- _Task to carry out_: Could you write out the material below word for word, from its very first line through the line containing "trend-line-tool[interactable] — [0, 293, 39, 333]", including both of those lines?

── Extracted material

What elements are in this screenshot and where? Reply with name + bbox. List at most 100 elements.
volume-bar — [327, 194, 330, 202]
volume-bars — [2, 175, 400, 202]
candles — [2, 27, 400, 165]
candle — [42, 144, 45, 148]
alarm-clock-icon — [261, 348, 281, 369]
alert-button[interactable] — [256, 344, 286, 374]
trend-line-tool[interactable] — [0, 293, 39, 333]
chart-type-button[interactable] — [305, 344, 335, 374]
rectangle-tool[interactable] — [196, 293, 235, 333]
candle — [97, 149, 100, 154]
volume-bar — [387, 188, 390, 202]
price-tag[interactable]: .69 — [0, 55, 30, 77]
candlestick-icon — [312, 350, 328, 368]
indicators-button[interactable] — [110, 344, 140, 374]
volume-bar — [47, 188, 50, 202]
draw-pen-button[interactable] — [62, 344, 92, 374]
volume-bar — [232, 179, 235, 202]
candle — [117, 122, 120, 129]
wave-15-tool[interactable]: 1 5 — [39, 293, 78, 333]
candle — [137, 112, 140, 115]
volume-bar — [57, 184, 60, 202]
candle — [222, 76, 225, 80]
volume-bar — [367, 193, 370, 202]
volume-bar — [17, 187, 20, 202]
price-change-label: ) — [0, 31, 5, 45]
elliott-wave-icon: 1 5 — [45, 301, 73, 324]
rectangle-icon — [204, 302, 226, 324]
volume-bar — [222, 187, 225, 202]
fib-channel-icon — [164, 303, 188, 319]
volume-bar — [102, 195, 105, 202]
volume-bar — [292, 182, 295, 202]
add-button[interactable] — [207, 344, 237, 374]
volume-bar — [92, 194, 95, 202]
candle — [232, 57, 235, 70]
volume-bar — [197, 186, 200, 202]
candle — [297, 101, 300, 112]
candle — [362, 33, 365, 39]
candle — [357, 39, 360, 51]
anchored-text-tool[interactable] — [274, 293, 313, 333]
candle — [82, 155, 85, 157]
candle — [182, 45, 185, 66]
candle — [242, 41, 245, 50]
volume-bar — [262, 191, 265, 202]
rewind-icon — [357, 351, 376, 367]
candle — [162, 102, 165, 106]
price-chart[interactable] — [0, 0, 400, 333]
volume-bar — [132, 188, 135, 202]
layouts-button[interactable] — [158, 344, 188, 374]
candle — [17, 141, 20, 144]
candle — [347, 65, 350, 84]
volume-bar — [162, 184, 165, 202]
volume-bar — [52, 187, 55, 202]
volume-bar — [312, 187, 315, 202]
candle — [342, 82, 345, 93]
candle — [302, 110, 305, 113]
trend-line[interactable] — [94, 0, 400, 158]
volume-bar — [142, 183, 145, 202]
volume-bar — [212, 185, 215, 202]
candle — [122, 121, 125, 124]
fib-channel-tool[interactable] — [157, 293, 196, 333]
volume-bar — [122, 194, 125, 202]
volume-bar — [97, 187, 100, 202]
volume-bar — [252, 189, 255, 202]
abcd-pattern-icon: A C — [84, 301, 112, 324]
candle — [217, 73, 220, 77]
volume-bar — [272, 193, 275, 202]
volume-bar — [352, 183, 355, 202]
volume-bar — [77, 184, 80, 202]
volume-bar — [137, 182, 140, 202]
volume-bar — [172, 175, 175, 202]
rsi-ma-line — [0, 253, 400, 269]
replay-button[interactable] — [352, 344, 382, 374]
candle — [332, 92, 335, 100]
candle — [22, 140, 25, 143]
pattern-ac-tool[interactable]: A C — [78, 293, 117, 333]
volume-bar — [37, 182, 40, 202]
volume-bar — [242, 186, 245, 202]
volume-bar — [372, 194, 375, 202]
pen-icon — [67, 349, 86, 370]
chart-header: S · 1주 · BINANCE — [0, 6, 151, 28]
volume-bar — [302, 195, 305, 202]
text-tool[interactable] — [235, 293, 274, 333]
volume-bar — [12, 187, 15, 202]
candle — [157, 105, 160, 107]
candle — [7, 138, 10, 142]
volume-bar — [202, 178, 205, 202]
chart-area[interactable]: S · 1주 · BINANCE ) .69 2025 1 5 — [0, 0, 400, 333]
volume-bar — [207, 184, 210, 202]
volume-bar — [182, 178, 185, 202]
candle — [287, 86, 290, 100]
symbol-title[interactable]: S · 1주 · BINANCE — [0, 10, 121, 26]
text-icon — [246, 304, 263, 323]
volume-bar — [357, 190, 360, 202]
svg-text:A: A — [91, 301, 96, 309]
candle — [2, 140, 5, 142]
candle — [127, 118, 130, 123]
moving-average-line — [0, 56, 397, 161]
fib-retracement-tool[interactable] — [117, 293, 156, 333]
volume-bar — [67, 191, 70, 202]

────

- _Response to the task_:
What elements are in this screenshot and where? Reply with name + bbox. List at most 100 elements.
volume-bar — [327, 194, 330, 202]
volume-bars — [2, 175, 400, 202]
candles — [2, 27, 400, 165]
candle — [42, 144, 45, 148]
alarm-clock-icon — [261, 348, 281, 369]
alert-button[interactable] — [256, 344, 286, 374]
trend-line-tool[interactable] — [0, 293, 39, 333]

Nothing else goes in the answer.